WORK TO DO
Repeat the material exactly, every line of it.

EXCERPTED RECORDS

________

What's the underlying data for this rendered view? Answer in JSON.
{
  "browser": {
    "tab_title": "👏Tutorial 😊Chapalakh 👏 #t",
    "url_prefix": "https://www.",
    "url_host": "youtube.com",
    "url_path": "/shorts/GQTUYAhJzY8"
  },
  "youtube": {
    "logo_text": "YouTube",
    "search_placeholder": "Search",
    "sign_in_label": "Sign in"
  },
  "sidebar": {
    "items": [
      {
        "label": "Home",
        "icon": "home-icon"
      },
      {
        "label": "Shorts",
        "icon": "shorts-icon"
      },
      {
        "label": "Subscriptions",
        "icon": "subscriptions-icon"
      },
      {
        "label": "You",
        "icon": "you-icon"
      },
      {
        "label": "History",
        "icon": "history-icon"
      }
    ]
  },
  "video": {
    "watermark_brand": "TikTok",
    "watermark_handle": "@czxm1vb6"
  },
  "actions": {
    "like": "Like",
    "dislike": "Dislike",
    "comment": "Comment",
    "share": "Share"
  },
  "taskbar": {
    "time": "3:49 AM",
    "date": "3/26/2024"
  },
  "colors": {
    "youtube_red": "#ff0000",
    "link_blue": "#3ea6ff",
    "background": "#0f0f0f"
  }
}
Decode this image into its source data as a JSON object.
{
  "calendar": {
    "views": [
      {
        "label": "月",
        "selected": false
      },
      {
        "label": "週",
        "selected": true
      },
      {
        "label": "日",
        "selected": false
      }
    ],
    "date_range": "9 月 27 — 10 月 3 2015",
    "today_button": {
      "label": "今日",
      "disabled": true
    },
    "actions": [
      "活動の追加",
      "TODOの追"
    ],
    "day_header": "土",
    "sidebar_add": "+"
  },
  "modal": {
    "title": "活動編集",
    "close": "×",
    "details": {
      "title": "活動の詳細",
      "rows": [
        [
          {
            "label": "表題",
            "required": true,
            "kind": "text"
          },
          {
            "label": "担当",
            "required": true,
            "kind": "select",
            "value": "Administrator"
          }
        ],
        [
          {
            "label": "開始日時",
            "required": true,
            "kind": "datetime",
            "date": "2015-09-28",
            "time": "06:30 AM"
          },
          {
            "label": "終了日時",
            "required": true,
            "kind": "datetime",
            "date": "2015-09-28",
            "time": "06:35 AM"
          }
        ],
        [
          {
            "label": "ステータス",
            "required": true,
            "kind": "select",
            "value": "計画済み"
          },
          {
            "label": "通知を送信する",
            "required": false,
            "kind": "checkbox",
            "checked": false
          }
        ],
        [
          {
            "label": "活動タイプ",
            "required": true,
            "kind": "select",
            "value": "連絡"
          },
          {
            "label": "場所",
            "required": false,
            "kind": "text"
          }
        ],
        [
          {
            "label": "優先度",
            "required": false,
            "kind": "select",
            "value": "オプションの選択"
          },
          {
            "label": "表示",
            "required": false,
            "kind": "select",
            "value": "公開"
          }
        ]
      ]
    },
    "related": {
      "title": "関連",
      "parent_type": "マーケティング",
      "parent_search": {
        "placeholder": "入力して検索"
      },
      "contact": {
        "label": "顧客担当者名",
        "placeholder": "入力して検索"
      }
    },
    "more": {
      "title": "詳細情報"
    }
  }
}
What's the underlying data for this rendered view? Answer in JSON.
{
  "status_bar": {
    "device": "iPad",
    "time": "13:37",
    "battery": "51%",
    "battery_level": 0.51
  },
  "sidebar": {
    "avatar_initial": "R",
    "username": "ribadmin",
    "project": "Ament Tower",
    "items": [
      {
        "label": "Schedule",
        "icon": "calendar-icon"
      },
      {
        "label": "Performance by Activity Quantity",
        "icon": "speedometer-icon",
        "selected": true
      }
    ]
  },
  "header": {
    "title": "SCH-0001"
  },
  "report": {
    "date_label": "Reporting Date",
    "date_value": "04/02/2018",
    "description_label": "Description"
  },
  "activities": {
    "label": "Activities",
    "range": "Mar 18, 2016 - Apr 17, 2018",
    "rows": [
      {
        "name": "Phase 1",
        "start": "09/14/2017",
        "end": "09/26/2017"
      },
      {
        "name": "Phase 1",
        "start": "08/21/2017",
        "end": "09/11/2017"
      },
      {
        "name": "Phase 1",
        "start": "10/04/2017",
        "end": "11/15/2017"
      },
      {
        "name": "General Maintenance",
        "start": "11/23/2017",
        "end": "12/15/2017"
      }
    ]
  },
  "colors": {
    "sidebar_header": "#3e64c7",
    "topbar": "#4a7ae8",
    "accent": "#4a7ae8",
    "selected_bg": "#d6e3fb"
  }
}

________

REPLY
What's the underlying data for this rendered view? Answer in JSON.
{
  "browser": {
    "tab_title": "👏Tutorial 😊Chapalakh 👏 #t",
    "url_prefix": "https://www.",
    "url_host": "youtube.com",
    "url_path": "/shorts/GQTUYAhJzY8"
  },
  "youtube": {
    "logo_text": "YouTube",
    "search_placeholder": "Search",
    "sign_in_label": "Sign in"
  },
  "sidebar": {
    "items": [
      {
        "label": "Home",
        "icon": "home-icon"
      },
      {
        "label": "Shorts",
        "icon": "shorts-icon"
      },
      {
        "label": "Subscriptions",
        "icon": "subscriptions-icon"
      },
      {
        "label": "You",
        "icon": "you-icon"
      },
      {
        "label": "History",
        "icon": "history-icon"
      }
    ]
  },
  "video": {
    "watermark_brand": "TikTok",
    "watermark_handle": "@czxm1vb6"
  },
  "actions": {
    "like": "Like",
    "dislike": "Dislike",
    "comment": "Comment",
    "share": "Share"
  },
  "taskbar": {
    "time": "3:49 AM",
    "date": "3/26/2024"
  },
  "colors": {
    "youtube_red": "#ff0000",
    "link_blue": "#3ea6ff",
    "background": "#0f0f0f"
  }
}
Decode this image into its source data as a JSON object.
{
  "calendar": {
    "views": [
      {
        "label": "月",
        "selected": false
      },
      {
        "label": "週",
        "selected": true
      },
      {
        "label": "日",
        "selected": false
      }
    ],
    "date_range": "9 月 27 — 10 月 3 2015",
    "today_button": {
      "label": "今日",
      "disabled": true
    },
    "actions": [
      "活動の追加",
      "TODOの追"
    ],
    "day_header": "土",
    "sidebar_add": "+"
  },
  "modal": {
    "title": "活動編集",
    "close": "×",
    "details": {
      "title": "活動の詳細",
      "rows": [
        [
          {
            "label": "表題",
            "required": true,
            "kind": "text"
          },
          {
            "label": "担当",
            "required": true,
            "kind": "select",
            "value": "Administrator"
          }
        ],
        [
          {
            "label": "開始日時",
            "required": true,
            "kind": "datetime",
            "date": "2015-09-28",
            "time": "06:30 AM"
          },
          {
            "label": "終了日時",
            "required": true,
            "kind": "datetime",
            "date": "2015-09-28",
            "time": "06:35 AM"
          }
        ],
        [
          {
            "label": "ステータス",
            "required": true,
            "kind": "select",
            "value": "計画済み"
          },
          {
            "label": "通知を送信する",
            "required": false,
            "kind": "checkbox",
            "checked": false
          }
        ],
        [
          {
            "label": "活動タイプ",
            "required": true,
            "kind": "select",
            "value": "連絡"
          },
          {
            "label": "場所",
            "required": false,
            "kind": "text"
          }
        ],
        [
          {
            "label": "優先度",
            "required": false,
            "kind": "select",
            "value": "オプションの選択"
          },
          {
            "label": "表示",
            "required": false,
            "kind": "select",
            "value": "公開"
          }
        ]
      ]
    },
    "related": {
      "title": "関連",
      "parent_type": "マーケティング",
      "parent_search": {
        "placeholder": "入力して検索"
      },
      "contact": {
        "label": "顧客担当者名",
        "placeholder": "入力して検索"
      }
    },
    "more": {
      "title": "詳細情報"
    }
  }
}
What's the underlying data for this rendered view? Answer in JSON.
{
  "status_bar": {
    "device": "iPad",
    "time": "13:37",
    "battery": "51%",
    "battery_level": 0.51
  },
  "sidebar": {
    "avatar_initial": "R",
    "username": "ribadmin",
    "project": "Ament Tower",
    "items": [
      {
        "label": "Schedule",
        "icon": "calendar-icon"
      },
      {
        "label": "Performance by Activity Quantity",
        "icon": "speedometer-icon",
        "selected": true
      }
    ]
  },
  "header": {
    "title": "SCH-0001"
  },
  "report": {
    "date_label": "Reporting Date",
    "date_value": "04/02/2018",
    "description_label": "Description"
  },
  "activities": {
    "label": "Activities",
    "range": "Mar 18, 2016 - Apr 17, 2018",
    "rows": [
      {
        "name": "Phase 1",
        "start": "09/14/2017",
        "end": "09/26/2017"
      },
      {
        "name": "Phase 1",
        "start": "08/21/2017",
        "end": "09/11/2017"
      },
      {
        "name": "Phase 1",
        "start": "10/04/2017",
        "end": "11/15/2017"
      },
      {
        "name": "General Maintenance",
        "start": "11/23/2017",
        "end": "12/15/2017"
      }
    ]
  },
  "colors": {
    "sidebar_header": "#3e64c7",
    "topbar": "#4a7ae8",
    "accent": "#4a7ae8",
    "selected_bg": "#d6e3fb"
  }
}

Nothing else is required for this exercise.